**Directive**: Reproduce the rows from the one containing "dont-show-again-row[interactable]: Don't show" down through the one containing "nav-connection[interactable]: Connection <box>28", swapping "background-text" for "backdrop-text" and leaving everything else untouched.

++++++++++

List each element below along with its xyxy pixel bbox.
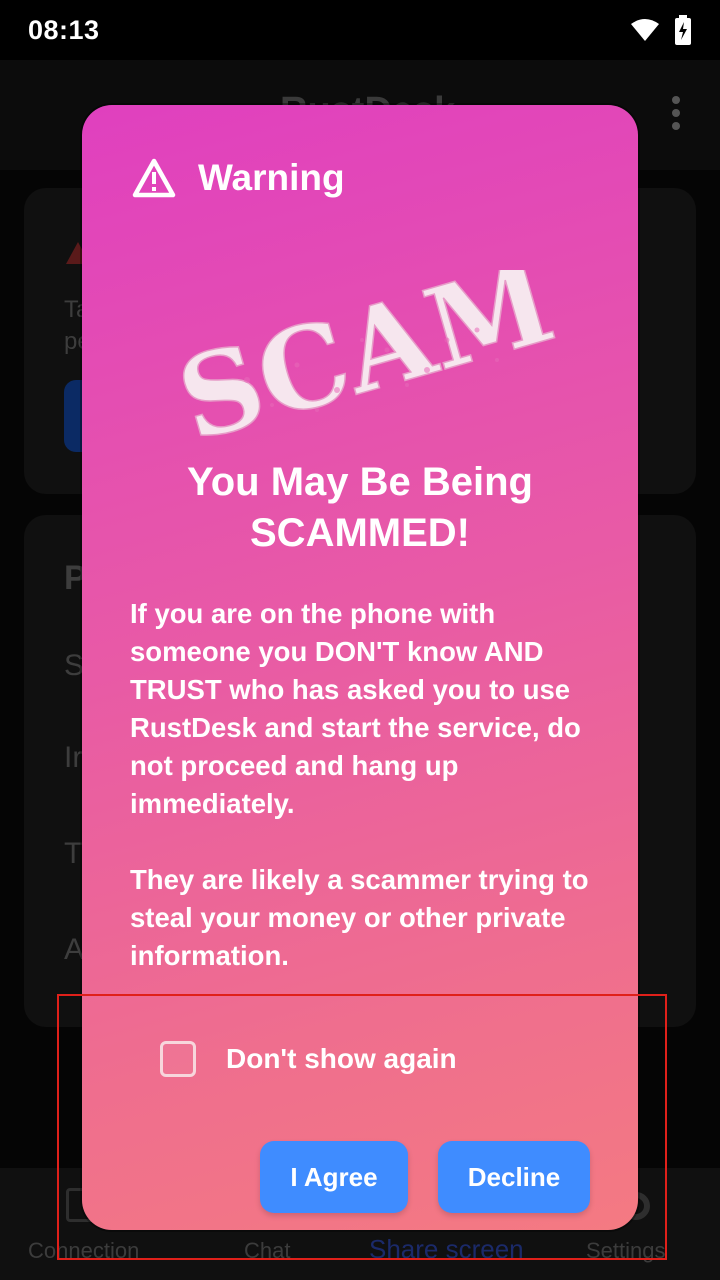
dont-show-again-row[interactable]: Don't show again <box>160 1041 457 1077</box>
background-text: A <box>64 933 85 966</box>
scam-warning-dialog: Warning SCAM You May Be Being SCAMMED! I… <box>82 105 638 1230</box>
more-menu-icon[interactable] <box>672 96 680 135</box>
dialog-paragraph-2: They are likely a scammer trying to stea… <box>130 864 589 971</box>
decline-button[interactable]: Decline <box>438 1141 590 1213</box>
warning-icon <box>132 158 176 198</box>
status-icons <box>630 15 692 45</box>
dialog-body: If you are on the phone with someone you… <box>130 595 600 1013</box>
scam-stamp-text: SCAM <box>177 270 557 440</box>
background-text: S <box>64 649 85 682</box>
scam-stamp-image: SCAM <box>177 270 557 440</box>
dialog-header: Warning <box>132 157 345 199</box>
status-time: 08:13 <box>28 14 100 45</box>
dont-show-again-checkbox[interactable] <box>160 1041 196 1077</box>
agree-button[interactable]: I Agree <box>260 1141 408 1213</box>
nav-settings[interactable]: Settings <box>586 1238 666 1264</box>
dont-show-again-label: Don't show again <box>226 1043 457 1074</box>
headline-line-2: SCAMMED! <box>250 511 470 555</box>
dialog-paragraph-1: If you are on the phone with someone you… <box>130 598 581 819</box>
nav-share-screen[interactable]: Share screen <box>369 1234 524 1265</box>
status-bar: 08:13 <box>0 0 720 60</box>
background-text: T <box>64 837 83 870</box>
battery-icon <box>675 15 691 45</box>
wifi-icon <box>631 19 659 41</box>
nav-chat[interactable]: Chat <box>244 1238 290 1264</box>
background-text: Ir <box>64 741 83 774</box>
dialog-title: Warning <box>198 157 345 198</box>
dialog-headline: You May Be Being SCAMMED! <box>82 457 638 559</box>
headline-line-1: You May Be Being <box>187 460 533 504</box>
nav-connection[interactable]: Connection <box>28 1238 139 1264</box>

++++++++++

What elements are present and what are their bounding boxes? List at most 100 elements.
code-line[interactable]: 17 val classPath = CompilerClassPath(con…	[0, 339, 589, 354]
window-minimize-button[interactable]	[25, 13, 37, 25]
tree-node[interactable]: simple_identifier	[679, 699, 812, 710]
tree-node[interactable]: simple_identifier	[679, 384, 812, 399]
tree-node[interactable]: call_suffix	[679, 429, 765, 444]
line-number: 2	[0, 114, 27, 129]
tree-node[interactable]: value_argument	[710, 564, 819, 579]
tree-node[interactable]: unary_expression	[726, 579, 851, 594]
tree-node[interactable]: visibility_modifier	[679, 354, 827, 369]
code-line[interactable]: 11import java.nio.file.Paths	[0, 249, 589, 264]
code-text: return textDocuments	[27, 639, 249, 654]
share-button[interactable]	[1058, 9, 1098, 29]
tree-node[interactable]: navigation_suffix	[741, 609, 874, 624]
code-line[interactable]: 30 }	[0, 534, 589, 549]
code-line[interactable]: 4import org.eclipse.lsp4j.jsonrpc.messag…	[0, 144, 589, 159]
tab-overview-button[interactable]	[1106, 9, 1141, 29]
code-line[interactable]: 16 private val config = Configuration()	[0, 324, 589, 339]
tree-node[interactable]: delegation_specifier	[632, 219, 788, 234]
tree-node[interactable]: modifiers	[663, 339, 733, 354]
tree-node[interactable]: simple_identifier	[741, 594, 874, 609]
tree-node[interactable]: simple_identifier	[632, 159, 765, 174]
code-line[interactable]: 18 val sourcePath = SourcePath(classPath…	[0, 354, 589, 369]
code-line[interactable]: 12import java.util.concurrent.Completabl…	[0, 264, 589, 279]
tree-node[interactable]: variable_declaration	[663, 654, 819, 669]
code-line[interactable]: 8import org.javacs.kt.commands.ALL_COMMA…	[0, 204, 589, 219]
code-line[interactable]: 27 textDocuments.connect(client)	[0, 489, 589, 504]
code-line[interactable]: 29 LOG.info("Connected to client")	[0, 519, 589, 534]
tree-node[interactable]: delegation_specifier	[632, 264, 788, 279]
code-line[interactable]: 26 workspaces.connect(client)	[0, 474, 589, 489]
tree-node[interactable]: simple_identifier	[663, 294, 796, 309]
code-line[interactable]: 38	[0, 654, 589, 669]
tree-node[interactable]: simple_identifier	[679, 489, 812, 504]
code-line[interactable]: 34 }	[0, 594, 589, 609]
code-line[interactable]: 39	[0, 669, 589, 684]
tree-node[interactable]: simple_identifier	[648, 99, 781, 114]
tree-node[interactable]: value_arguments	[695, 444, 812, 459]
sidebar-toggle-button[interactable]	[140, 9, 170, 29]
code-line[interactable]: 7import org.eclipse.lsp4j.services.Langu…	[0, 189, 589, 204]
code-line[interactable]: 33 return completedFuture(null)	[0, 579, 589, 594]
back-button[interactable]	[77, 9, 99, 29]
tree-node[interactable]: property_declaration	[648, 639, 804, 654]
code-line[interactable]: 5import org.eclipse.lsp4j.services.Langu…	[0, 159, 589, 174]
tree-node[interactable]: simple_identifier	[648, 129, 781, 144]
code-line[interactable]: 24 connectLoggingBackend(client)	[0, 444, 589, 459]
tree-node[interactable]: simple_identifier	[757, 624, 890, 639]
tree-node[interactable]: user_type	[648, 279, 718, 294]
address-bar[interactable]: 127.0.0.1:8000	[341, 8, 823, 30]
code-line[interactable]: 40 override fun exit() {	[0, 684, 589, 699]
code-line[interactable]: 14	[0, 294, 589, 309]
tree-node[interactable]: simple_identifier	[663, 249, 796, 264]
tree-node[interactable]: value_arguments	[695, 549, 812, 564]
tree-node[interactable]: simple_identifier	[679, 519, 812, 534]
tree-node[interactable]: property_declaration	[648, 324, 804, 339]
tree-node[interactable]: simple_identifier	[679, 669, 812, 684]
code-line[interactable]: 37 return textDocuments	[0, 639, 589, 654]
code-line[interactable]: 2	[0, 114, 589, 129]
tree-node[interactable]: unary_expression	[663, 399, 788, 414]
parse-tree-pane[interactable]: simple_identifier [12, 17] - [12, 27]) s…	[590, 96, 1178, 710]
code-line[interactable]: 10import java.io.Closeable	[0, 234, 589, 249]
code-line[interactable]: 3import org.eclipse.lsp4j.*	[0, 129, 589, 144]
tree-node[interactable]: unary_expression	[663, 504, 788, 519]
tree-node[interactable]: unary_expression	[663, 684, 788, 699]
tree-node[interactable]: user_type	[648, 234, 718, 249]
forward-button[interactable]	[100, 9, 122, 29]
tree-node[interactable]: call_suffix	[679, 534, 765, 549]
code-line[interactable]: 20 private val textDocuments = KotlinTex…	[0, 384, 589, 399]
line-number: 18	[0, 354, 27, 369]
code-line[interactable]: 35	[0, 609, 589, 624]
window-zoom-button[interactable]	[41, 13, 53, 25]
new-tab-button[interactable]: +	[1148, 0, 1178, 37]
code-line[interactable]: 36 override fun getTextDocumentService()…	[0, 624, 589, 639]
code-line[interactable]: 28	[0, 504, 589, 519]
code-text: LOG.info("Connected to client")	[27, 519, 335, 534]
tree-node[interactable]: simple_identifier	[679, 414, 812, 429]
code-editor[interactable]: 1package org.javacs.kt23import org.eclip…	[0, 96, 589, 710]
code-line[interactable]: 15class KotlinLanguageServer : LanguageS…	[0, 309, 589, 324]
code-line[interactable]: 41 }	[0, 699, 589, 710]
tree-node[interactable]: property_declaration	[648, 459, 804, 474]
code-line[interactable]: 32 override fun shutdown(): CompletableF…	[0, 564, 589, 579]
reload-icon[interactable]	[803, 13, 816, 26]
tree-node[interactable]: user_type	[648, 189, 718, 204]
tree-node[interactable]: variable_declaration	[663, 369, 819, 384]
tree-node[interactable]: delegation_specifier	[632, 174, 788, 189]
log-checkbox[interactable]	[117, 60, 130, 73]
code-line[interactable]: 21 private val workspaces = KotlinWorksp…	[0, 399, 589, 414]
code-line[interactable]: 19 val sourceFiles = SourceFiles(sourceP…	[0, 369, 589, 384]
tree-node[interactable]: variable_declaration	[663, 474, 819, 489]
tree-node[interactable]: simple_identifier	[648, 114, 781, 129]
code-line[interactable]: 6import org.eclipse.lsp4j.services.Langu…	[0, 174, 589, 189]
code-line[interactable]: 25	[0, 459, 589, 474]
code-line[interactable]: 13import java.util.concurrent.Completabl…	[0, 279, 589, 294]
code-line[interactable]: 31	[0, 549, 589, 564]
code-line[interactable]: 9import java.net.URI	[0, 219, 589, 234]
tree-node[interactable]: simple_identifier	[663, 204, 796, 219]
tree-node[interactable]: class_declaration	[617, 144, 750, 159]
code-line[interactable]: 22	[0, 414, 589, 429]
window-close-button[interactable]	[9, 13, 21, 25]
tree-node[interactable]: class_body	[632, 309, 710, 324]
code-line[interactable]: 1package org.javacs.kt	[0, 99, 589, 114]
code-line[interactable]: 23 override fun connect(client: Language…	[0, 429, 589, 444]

++++++++++

**Correct result**:
dont-show-again-row[interactable]: Don't show again <box>160 1041 457 1077</box>
backdrop-text: A <box>64 933 85 966</box>
scam-warning-dialog: Warning SCAM You May Be Being SCAMMED! I… <box>82 105 638 1230</box>
more-menu-icon[interactable] <box>672 96 680 135</box>
dialog-paragraph-2: They are likely a scammer trying to stea… <box>130 864 589 971</box>
decline-button[interactable]: Decline <box>438 1141 590 1213</box>
warning-icon <box>132 158 176 198</box>
status-icons <box>630 15 692 45</box>
dialog-body: If you are on the phone with someone you… <box>130 595 600 1013</box>
scam-stamp-text: SCAM <box>177 270 557 440</box>
backdrop-text: S <box>64 649 85 682</box>
scam-stamp-image: SCAM <box>177 270 557 440</box>
dialog-header: Warning <box>132 157 345 199</box>
status-time: 08:13 <box>28 14 100 45</box>
dont-show-again-checkbox[interactable] <box>160 1041 196 1077</box>
agree-button[interactable]: I Agree <box>260 1141 408 1213</box>
nav-settings[interactable]: Settings <box>586 1238 666 1264</box>
dont-show-again-label: Don't show again <box>226 1043 457 1074</box>
headline-line-2: SCAMMED! <box>250 511 470 555</box>
dialog-paragraph-1: If you are on the phone with someone you… <box>130 598 581 819</box>
nav-share-screen[interactable]: Share screen <box>369 1234 524 1265</box>
status-bar: 08:13 <box>0 0 720 60</box>
backdrop-text: T <box>64 837 83 870</box>
battery-icon <box>675 15 691 45</box>
wifi-icon <box>631 19 659 41</box>
nav-chat[interactable]: Chat <box>244 1238 290 1264</box>
backdrop-text: Ir <box>64 741 83 774</box>
dialog-title: Warning <box>198 157 345 198</box>
dialog-headline: You May Be Being SCAMMED! <box>82 457 638 559</box>
headline-line-1: You May Be Being <box>187 460 533 504</box>
nav-connection[interactable]: Connection <box>28 1238 139 1264</box>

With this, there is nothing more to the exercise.